> [Exercise requirements]
Without altering anything, output the material below.

> [The records]
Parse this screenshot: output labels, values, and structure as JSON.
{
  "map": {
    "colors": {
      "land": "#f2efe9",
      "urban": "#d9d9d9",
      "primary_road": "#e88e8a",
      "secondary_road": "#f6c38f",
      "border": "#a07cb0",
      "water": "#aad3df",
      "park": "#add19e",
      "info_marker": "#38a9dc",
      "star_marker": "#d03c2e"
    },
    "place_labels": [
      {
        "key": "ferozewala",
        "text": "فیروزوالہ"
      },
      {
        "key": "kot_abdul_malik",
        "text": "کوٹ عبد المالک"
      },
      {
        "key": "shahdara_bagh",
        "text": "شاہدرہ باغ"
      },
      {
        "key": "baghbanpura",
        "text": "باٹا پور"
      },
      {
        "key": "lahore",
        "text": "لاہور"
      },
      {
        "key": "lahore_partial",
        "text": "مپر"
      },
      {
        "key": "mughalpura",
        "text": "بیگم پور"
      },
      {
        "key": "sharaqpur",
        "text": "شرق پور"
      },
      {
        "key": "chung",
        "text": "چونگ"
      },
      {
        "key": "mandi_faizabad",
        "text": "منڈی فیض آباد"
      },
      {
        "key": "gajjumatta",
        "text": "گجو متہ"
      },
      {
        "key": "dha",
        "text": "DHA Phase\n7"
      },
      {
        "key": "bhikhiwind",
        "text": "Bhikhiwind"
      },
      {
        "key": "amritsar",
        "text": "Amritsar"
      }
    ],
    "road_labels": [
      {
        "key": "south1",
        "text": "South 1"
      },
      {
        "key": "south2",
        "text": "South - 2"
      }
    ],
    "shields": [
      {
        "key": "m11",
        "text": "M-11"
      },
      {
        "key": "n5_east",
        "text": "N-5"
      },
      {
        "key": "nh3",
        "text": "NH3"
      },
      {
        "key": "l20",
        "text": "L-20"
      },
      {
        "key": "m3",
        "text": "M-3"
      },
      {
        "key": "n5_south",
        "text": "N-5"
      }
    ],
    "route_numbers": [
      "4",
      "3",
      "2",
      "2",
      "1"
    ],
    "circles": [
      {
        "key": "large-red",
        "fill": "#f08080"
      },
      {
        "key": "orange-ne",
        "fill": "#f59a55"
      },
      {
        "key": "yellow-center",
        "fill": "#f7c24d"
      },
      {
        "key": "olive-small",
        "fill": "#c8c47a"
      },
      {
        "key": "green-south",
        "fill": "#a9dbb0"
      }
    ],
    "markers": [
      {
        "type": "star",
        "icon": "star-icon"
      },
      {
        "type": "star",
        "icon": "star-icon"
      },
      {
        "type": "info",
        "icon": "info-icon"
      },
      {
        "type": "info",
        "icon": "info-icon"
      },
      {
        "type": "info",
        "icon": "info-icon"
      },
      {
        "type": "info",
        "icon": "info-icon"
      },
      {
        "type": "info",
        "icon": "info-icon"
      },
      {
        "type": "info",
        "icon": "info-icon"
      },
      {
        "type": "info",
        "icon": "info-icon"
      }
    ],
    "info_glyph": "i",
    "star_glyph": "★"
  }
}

> [Response below]
Parse this screenshot: output labels, values, and structure as JSON.
{
  "map": {
    "colors": {
      "land": "#f2efe9",
      "urban": "#d9d9d9",
      "primary_road": "#e88e8a",
      "secondary_road": "#f6c38f",
      "border": "#a07cb0",
      "water": "#aad3df",
      "park": "#add19e",
      "info_marker": "#38a9dc",
      "star_marker": "#d03c2e"
    },
    "place_labels": [
      {
        "key": "ferozewala",
        "text": "فیروزوالہ"
      },
      {
        "key": "kot_abdul_malik",
        "text": "کوٹ عبد المالک"
      },
      {
        "key": "shahdara_bagh",
        "text": "شاہدرہ باغ"
      },
      {
        "key": "baghbanpura",
        "text": "باٹا پور"
      },
      {
        "key": "lahore",
        "text": "لاہور"
      },
      {
        "key": "lahore_partial",
        "text": "مپر"
      },
      {
        "key": "mughalpura",
        "text": "بیگم پور"
      },
      {
        "key": "sharaqpur",
        "text": "شرق پور"
      },
      {
        "key": "chung",
        "text": "چونگ"
      },
      {
        "key": "mandi_faizabad",
        "text": "منڈی فیض آباد"
      },
      {
        "key": "gajjumatta",
        "text": "گجو متہ"
      },
      {
        "key": "dha",
        "text": "DHA Phase\n7"
      },
      {
        "key": "bhikhiwind",
        "text": "Bhikhiwind"
      },
      {
        "key": "amritsar",
        "text": "Amritsar"
      }
    ],
    "road_labels": [
      {
        "key": "south1",
        "text": "South 1"
      },
      {
        "key": "south2",
        "text": "South - 2"
      }
    ],
    "shields": [
      {
        "key": "m11",
        "text": "M-11"
      },
      {
        "key": "n5_east",
        "text": "N-5"
      },
      {
        "key": "nh3",
        "text": "NH3"
      },
      {
        "key": "l20",
        "text": "L-20"
      },
      {
        "key": "m3",
        "text": "M-3"
      },
      {
        "key": "n5_south",
        "text": "N-5"
      }
    ],
    "route_numbers": [
      "4",
      "3",
      "2",
      "2",
      "1"
    ],
    "circles": [
      {
        "key": "large-red",
        "fill": "#f08080"
      },
      {
        "key": "orange-ne",
        "fill": "#f59a55"
      },
      {
        "key": "yellow-center",
        "fill": "#f7c24d"
      },
      {
        "key": "olive-small",
        "fill": "#c8c47a"
      },
      {
        "key": "green-south",
        "fill": "#a9dbb0"
      }
    ],
    "markers": [
      {
        "type": "star",
        "icon": "star-icon"
      },
      {
        "type": "star",
        "icon": "star-icon"
      },
      {
        "type": "info",
        "icon": "info-icon"
      },
      {
        "type": "info",
        "icon": "info-icon"
      },
      {
        "type": "info",
        "icon": "info-icon"
      },
      {
        "type": "info",
        "icon": "info-icon"
      },
      {
        "type": "info",
        "icon": "info-icon"
      },
      {
        "type": "info",
        "icon": "info-icon"
      },
      {
        "type": "info",
        "icon": "info-icon"
      }
    ],
    "info_glyph": "i",
    "star_glyph": "★"
  }
}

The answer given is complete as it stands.